→ Task details
Reproduce the records below exactly, leaving out any pictures.

Records about charts and figures
>>
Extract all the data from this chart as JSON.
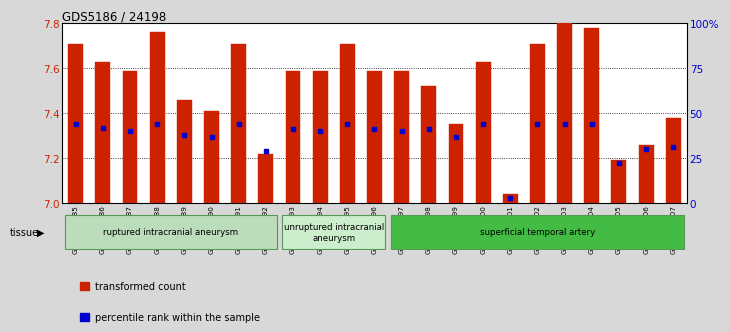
{
  "title": "GDS5186 / 24198",
  "samples": [
    "GSM1306885",
    "GSM1306886",
    "GSM1306887",
    "GSM1306888",
    "GSM1306889",
    "GSM1306890",
    "GSM1306891",
    "GSM1306892",
    "GSM1306893",
    "GSM1306894",
    "GSM1306895",
    "GSM1306896",
    "GSM1306897",
    "GSM1306898",
    "GSM1306899",
    "GSM1306900",
    "GSM1306901",
    "GSM1306902",
    "GSM1306903",
    "GSM1306904",
    "GSM1306905",
    "GSM1306906",
    "GSM1306907"
  ],
  "bar_values": [
    7.71,
    7.63,
    7.59,
    7.76,
    7.46,
    7.41,
    7.71,
    7.22,
    7.59,
    7.59,
    7.71,
    7.59,
    7.59,
    7.52,
    7.35,
    7.63,
    7.04,
    7.71,
    7.8,
    7.78,
    7.19,
    7.26,
    7.38
  ],
  "percentile_values": [
    44,
    42,
    40,
    44,
    38,
    37,
    44,
    29,
    41,
    40,
    44,
    41,
    40,
    41,
    37,
    44,
    3,
    44,
    44,
    44,
    22,
    30,
    31
  ],
  "y_min": 7.0,
  "y_max": 7.8,
  "bar_color": "#cc2200",
  "percentile_color": "#0000cc",
  "bg_color": "#d8d8d8",
  "plot_bg_color": "#ffffff",
  "groups": [
    {
      "label": "ruptured intracranial aneurysm",
      "start": 0,
      "end": 7,
      "color": "#bbddbb"
    },
    {
      "label": "unruptured intracranial\naneurysm",
      "start": 8,
      "end": 11,
      "color": "#cceecc"
    },
    {
      "label": "superficial temporal artery",
      "start": 12,
      "end": 22,
      "color": "#44bb44"
    }
  ],
  "legend_items": [
    {
      "label": "transformed count",
      "color": "#cc2200"
    },
    {
      "label": "percentile rank within the sample",
      "color": "#0000cc"
    }
  ],
  "tissue_label": "tissue"
}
<<
→ Output for this exercise
Extract all the data from this chart as JSON.
{
  "title": "GDS5186 / 24198",
  "samples": [
    "GSM1306885",
    "GSM1306886",
    "GSM1306887",
    "GSM1306888",
    "GSM1306889",
    "GSM1306890",
    "GSM1306891",
    "GSM1306892",
    "GSM1306893",
    "GSM1306894",
    "GSM1306895",
    "GSM1306896",
    "GSM1306897",
    "GSM1306898",
    "GSM1306899",
    "GSM1306900",
    "GSM1306901",
    "GSM1306902",
    "GSM1306903",
    "GSM1306904",
    "GSM1306905",
    "GSM1306906",
    "GSM1306907"
  ],
  "bar_values": [
    7.71,
    7.63,
    7.59,
    7.76,
    7.46,
    7.41,
    7.71,
    7.22,
    7.59,
    7.59,
    7.71,
    7.59,
    7.59,
    7.52,
    7.35,
    7.63,
    7.04,
    7.71,
    7.8,
    7.78,
    7.19,
    7.26,
    7.38
  ],
  "percentile_values": [
    44,
    42,
    40,
    44,
    38,
    37,
    44,
    29,
    41,
    40,
    44,
    41,
    40,
    41,
    37,
    44,
    3,
    44,
    44,
    44,
    22,
    30,
    31
  ],
  "y_min": 7.0,
  "y_max": 7.8,
  "bar_color": "#cc2200",
  "percentile_color": "#0000cc",
  "bg_color": "#d8d8d8",
  "plot_bg_color": "#ffffff",
  "groups": [
    {
      "label": "ruptured intracranial aneurysm",
      "start": 0,
      "end": 7,
      "color": "#bbddbb"
    },
    {
      "label": "unruptured intracranial\naneurysm",
      "start": 8,
      "end": 11,
      "color": "#cceecc"
    },
    {
      "label": "superficial temporal artery",
      "start": 12,
      "end": 22,
      "color": "#44bb44"
    }
  ],
  "legend_items": [
    {
      "label": "transformed count",
      "color": "#cc2200"
    },
    {
      "label": "percentile rank within the sample",
      "color": "#0000cc"
    }
  ],
  "tissue_label": "tissue"
}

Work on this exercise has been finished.